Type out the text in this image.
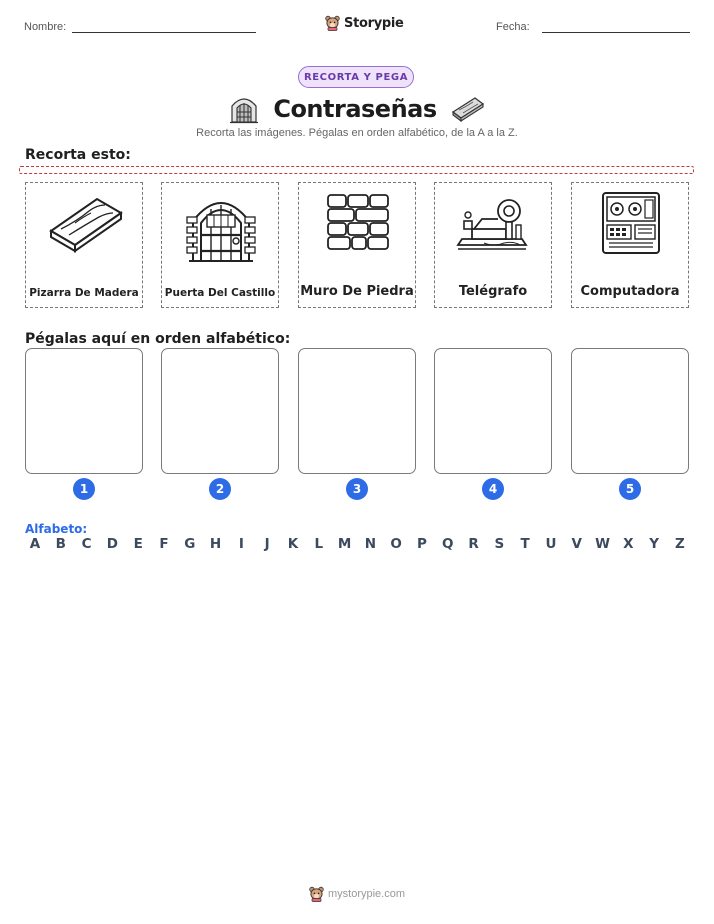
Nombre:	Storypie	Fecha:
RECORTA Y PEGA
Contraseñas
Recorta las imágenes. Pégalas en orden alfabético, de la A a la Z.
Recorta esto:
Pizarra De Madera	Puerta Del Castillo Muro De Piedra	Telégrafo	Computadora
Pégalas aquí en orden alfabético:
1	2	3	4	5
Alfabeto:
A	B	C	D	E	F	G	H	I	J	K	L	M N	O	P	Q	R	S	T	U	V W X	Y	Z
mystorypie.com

- - -

Instructions for the task: Where in the records does the string "Pégalas" appear? Copy every line that has it.

Your solution:
Recorta las imágenes. Pégalas en orden alfabético, de la A a la Z.
Pégalas aquí en orden alfabético:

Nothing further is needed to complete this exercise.